| What this task involves |
Say only how many lines contain the word "image".

| Records contained in a dataset |

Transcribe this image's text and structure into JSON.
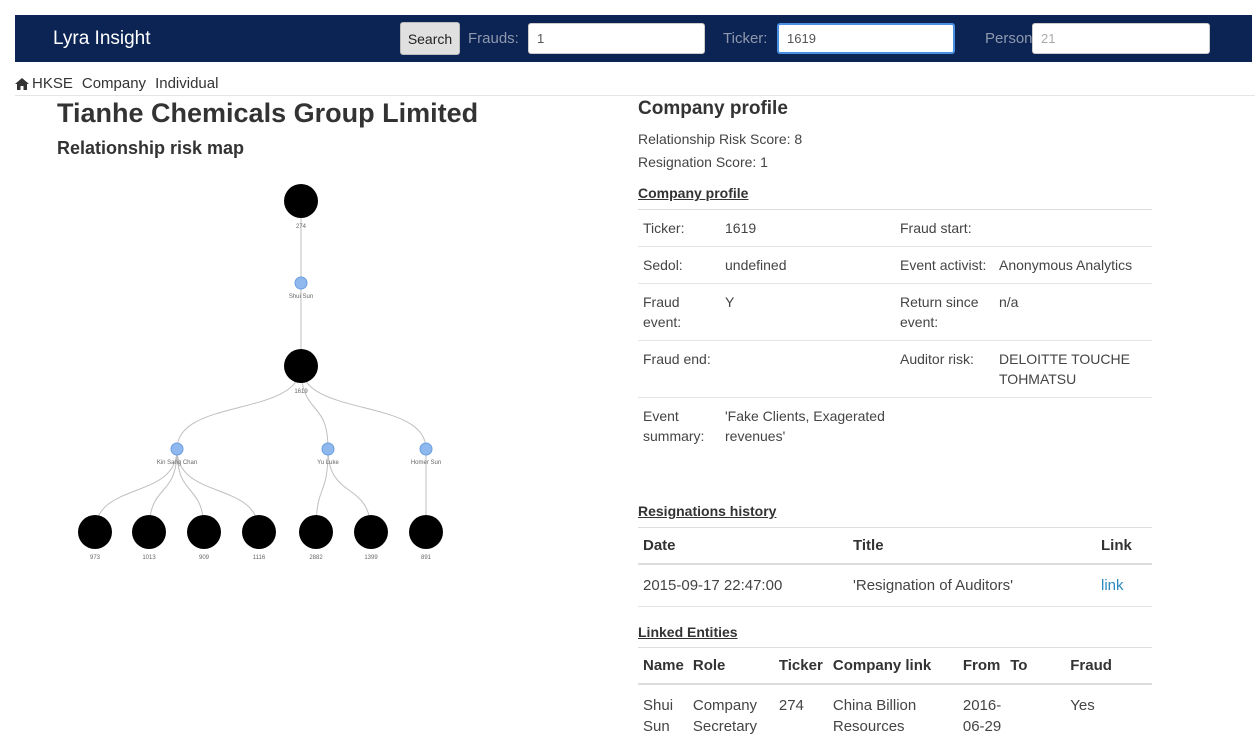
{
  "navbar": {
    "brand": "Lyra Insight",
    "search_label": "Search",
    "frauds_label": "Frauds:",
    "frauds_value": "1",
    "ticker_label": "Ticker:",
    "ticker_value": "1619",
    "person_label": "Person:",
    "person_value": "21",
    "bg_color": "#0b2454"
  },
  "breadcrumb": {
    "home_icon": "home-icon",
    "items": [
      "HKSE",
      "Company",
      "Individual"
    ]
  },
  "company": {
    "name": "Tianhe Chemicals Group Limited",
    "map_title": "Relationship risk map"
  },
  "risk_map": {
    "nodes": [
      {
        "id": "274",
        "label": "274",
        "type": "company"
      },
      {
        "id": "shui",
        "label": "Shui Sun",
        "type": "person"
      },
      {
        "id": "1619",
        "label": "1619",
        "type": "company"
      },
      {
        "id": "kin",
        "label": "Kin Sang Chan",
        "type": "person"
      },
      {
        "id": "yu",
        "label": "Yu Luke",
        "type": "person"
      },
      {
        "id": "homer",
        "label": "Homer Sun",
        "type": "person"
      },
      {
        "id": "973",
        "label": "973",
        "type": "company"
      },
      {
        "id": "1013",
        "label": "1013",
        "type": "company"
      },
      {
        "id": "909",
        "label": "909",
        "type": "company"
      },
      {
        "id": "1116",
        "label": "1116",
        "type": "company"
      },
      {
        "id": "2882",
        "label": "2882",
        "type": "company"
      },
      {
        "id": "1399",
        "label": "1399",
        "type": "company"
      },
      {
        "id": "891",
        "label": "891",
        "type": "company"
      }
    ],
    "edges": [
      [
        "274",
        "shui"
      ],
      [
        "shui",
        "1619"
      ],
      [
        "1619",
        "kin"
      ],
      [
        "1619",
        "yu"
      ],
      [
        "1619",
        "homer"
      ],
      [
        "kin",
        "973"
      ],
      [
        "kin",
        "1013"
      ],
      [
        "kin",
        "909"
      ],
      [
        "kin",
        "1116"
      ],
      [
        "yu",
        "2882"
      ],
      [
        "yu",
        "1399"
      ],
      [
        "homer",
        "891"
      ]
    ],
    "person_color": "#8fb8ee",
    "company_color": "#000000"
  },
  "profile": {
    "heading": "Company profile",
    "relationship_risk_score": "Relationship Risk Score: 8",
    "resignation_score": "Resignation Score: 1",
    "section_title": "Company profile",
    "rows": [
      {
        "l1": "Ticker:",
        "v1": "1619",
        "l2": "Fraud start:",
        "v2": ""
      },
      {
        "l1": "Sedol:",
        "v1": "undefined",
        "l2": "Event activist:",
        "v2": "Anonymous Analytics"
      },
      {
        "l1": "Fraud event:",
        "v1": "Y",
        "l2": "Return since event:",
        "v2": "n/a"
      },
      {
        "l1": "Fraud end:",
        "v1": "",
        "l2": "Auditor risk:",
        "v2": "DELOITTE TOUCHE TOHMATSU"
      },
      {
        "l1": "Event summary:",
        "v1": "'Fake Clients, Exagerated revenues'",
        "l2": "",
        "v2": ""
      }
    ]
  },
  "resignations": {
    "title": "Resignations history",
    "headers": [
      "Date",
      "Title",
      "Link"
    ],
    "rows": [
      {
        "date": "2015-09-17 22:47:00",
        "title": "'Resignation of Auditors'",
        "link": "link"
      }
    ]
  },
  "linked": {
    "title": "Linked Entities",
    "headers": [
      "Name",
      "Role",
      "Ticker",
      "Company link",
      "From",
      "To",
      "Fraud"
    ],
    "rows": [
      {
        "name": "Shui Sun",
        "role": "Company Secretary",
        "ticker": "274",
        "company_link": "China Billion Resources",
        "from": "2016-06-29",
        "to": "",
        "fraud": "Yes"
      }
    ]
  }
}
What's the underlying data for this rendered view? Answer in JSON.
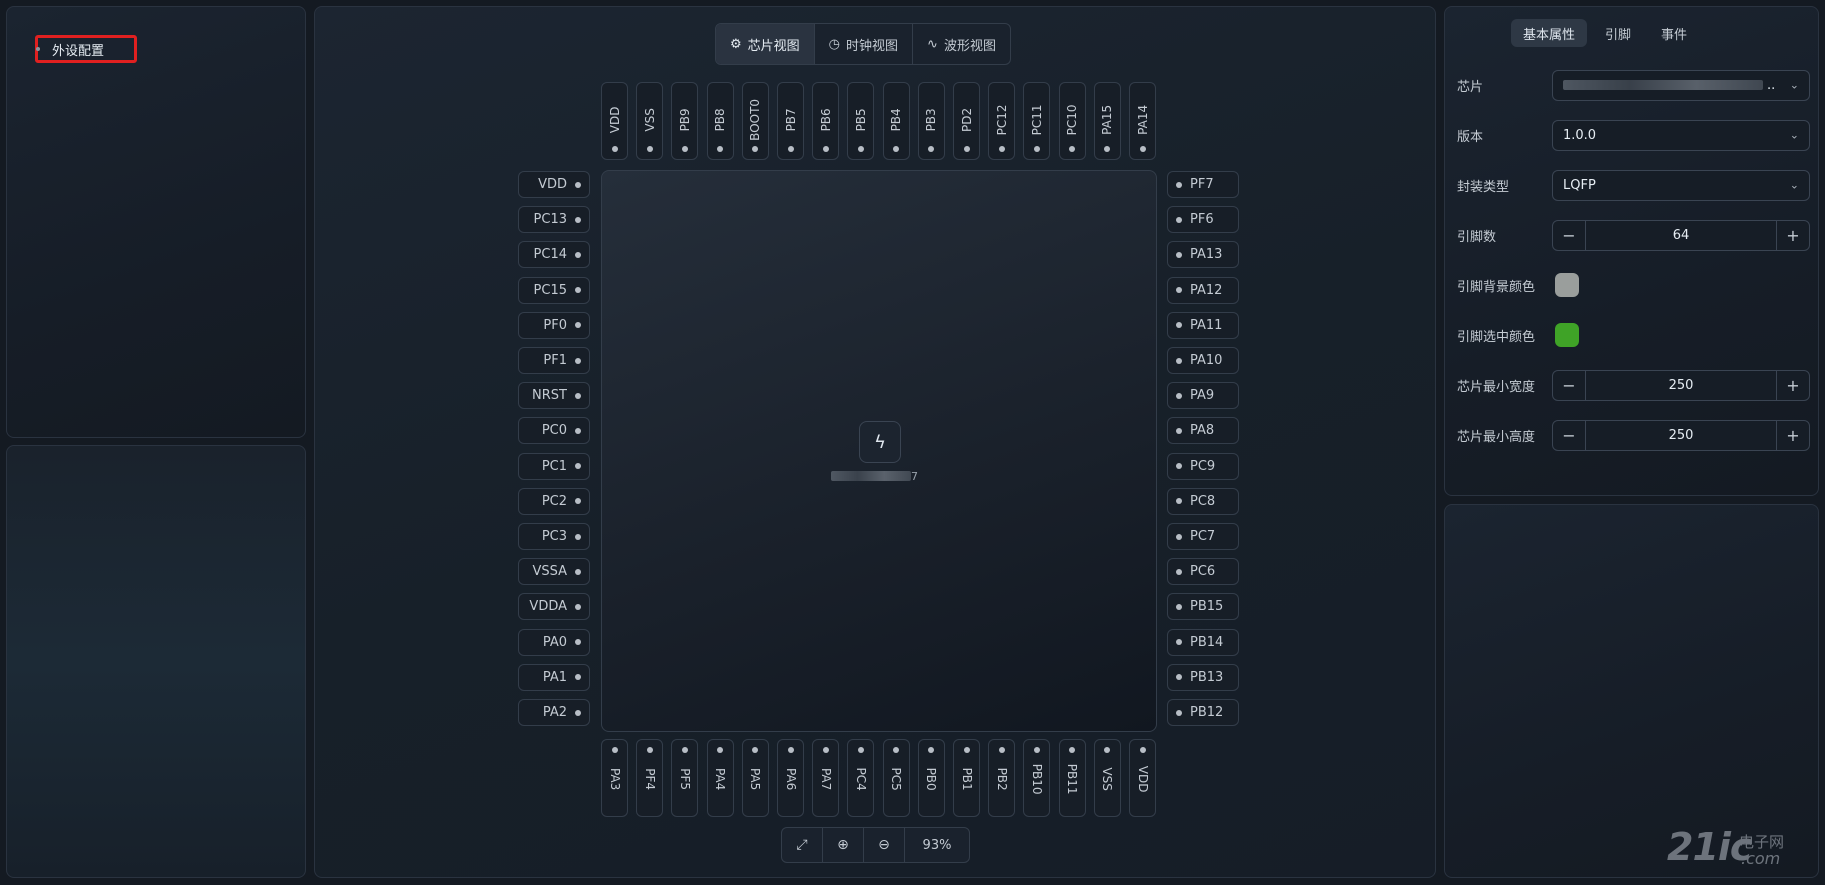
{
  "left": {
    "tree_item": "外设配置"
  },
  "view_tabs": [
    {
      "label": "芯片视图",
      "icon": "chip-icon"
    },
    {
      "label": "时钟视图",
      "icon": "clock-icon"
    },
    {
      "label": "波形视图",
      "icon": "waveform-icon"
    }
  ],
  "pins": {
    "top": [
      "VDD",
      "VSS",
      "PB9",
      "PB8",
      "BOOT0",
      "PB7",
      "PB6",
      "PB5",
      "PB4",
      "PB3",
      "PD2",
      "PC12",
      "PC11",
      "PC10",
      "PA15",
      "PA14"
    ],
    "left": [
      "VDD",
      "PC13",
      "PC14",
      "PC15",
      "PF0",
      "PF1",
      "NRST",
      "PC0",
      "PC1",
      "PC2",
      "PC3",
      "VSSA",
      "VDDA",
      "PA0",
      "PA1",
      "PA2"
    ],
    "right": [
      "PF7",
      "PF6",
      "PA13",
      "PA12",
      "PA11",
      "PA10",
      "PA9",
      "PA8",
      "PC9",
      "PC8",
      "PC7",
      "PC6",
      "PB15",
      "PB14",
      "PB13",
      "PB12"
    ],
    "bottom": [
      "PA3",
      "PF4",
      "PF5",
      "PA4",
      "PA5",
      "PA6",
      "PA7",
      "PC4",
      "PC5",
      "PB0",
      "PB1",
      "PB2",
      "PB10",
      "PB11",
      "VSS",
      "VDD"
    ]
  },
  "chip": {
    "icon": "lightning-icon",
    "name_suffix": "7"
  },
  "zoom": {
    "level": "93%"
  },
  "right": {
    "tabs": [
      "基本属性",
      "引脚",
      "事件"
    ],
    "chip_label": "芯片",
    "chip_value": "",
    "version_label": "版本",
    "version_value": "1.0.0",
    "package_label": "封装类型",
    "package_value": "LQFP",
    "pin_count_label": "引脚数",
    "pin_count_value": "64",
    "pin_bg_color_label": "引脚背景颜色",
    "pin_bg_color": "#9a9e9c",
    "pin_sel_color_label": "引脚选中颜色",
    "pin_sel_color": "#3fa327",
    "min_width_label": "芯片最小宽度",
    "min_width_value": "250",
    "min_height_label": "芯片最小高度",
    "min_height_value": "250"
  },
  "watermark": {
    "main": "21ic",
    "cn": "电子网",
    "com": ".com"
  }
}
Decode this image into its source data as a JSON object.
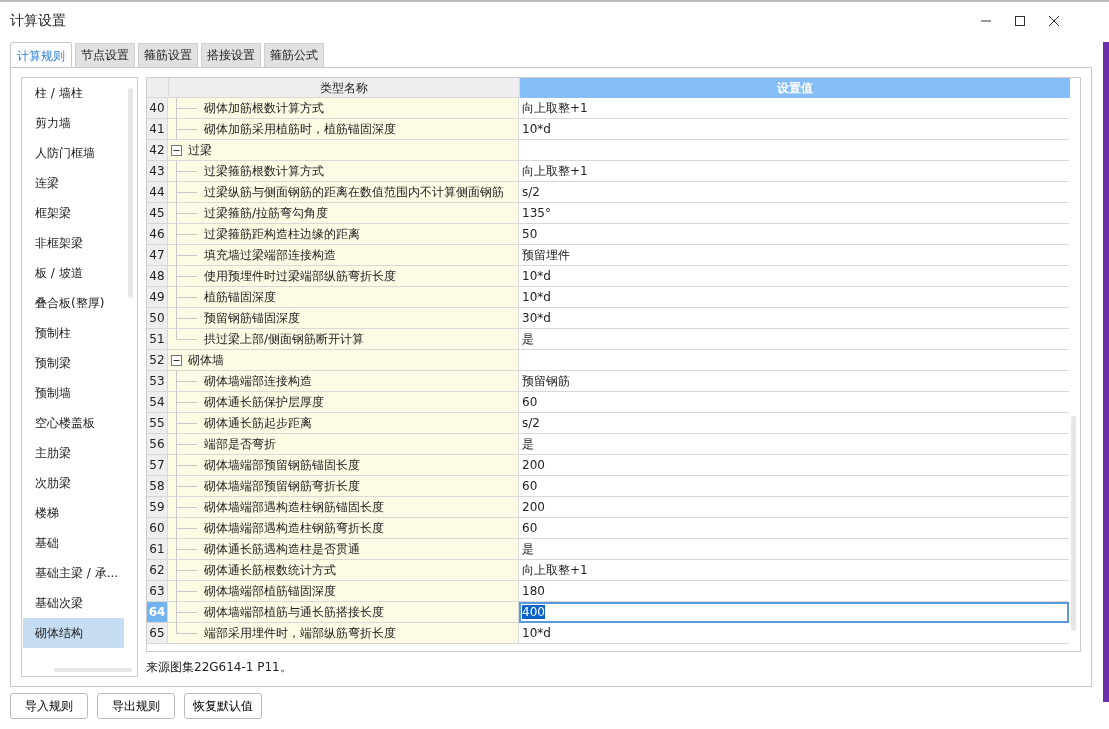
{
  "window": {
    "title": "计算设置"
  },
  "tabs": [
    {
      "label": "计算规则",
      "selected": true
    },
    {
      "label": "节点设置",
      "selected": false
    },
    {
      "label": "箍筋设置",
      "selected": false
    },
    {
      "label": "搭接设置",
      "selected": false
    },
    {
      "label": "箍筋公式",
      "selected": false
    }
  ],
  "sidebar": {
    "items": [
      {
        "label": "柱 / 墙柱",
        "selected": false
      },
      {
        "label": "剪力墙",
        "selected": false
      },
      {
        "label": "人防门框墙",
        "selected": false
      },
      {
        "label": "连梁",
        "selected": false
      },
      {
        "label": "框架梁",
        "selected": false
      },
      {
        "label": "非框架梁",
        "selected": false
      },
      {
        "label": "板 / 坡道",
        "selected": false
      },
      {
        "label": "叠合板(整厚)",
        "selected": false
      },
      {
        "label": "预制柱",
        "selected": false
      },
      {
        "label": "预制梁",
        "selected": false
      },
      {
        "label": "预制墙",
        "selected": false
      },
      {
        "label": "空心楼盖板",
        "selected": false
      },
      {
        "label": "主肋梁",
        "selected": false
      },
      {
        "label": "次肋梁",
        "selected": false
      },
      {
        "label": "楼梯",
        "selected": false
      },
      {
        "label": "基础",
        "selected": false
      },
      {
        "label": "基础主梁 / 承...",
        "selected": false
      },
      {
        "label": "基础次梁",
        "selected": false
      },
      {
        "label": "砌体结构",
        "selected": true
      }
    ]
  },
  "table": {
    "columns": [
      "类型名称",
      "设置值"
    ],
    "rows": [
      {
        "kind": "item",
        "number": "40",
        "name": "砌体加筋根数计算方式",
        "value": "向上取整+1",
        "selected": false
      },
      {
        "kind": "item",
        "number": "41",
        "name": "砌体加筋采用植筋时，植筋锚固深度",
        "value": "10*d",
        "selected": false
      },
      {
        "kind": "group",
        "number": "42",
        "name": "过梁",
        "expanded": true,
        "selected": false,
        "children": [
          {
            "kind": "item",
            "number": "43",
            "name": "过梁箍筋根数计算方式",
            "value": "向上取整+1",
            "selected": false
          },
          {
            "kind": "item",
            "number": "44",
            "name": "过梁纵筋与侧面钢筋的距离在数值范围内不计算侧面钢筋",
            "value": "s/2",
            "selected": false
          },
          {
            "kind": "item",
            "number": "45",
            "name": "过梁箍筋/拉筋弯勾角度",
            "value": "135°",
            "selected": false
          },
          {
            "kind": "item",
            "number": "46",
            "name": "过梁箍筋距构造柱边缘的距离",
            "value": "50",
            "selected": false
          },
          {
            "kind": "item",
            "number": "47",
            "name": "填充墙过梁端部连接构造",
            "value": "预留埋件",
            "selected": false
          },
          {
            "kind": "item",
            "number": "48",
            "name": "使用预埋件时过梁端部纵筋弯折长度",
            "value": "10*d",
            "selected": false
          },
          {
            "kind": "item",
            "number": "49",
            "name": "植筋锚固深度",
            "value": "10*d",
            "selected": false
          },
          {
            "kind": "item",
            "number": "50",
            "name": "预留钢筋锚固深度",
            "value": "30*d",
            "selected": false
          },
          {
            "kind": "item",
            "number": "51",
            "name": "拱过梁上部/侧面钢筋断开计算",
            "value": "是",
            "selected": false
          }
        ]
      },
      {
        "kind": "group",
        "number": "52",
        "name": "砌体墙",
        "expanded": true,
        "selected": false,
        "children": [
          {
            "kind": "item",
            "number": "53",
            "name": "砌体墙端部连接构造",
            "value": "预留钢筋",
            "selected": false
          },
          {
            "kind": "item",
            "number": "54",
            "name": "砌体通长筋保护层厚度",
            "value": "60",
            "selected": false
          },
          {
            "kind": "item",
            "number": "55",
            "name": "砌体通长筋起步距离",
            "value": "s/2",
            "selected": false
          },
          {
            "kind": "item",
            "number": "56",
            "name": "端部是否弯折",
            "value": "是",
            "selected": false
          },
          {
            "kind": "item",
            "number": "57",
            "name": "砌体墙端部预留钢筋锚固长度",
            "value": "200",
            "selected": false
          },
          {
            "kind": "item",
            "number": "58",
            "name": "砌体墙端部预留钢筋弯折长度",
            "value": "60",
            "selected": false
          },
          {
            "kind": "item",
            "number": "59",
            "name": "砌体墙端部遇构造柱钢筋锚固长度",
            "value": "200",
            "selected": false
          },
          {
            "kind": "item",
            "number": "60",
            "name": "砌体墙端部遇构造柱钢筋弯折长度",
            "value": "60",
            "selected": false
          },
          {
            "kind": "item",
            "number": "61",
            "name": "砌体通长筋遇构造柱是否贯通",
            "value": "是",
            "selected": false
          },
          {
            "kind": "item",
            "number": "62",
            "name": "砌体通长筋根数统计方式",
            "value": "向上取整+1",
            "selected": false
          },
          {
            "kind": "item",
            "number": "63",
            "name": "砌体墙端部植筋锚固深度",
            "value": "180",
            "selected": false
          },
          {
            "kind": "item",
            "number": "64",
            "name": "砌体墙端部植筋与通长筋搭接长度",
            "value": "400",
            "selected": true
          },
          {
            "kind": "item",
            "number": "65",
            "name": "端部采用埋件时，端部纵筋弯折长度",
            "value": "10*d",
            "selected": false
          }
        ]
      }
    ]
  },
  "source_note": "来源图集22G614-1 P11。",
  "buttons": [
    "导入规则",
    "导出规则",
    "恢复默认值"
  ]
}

| Solution |
2